— Task requirements —
Go through the lines below and copy each one that holds the string "values".

Records about charts and figures
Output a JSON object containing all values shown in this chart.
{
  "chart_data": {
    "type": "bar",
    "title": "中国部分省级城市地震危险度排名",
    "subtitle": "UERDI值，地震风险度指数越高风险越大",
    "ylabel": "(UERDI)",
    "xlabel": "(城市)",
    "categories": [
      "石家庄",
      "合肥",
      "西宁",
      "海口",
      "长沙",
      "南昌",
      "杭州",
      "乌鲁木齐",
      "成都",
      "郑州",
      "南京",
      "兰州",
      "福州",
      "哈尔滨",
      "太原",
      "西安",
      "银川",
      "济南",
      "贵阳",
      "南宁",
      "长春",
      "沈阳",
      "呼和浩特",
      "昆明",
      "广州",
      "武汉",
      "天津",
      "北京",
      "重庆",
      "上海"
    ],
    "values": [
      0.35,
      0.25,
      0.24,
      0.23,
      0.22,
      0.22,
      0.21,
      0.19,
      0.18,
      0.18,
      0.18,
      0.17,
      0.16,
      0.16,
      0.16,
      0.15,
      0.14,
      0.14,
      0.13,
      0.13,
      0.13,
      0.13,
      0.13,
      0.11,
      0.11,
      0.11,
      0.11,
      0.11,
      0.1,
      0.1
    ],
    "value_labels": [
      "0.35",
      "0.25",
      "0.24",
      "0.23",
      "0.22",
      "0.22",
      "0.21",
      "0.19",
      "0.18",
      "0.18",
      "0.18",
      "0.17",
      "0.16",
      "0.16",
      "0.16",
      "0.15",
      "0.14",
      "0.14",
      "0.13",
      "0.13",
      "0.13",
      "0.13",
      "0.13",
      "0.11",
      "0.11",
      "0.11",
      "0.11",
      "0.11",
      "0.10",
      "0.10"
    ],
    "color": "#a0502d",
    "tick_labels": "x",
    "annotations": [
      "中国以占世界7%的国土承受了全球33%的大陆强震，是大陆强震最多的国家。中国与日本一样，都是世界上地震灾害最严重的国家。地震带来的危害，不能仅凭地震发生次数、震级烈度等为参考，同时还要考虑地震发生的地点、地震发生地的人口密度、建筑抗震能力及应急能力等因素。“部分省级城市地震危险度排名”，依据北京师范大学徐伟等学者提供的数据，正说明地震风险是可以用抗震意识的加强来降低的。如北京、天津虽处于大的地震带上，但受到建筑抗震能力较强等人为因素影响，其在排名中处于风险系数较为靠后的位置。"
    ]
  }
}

--

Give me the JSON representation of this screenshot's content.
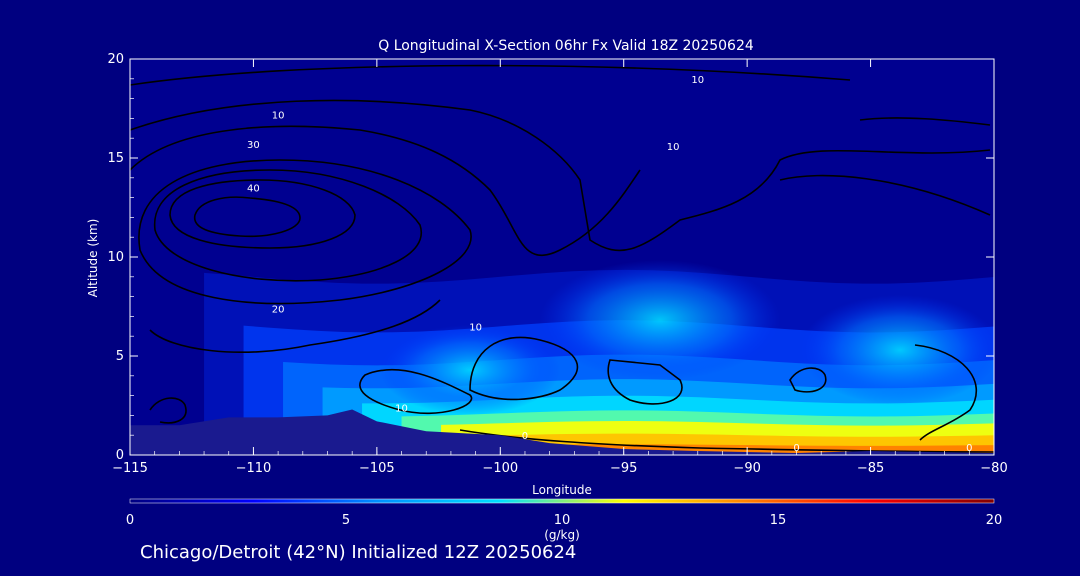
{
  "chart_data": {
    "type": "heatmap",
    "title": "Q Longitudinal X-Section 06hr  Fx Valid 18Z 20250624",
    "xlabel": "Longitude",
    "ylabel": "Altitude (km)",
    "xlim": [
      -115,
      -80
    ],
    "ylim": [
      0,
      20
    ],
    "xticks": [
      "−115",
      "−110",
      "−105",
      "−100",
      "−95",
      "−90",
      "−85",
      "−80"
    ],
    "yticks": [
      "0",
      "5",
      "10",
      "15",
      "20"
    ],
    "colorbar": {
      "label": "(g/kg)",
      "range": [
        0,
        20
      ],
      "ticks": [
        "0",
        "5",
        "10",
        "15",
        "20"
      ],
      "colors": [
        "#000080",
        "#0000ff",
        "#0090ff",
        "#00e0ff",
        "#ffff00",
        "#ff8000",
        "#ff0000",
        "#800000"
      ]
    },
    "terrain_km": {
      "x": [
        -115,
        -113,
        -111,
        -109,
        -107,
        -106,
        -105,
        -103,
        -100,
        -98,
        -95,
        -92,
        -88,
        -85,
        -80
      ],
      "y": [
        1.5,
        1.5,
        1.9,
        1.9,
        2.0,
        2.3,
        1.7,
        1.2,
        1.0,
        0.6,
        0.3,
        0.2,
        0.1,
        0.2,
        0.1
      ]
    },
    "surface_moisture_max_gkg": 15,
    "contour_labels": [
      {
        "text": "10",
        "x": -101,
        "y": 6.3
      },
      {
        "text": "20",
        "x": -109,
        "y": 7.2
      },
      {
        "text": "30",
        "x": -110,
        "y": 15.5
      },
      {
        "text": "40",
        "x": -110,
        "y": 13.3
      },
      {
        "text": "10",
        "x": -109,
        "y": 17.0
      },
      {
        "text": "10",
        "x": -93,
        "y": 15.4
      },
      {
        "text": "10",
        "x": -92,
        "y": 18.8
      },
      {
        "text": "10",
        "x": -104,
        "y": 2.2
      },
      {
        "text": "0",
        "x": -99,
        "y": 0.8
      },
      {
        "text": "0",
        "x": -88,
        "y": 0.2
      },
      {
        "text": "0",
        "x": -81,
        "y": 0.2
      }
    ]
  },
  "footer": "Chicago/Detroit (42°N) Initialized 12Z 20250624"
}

— Correct answer —
Output a JSON object containing all values shown in this chart.
    "values": [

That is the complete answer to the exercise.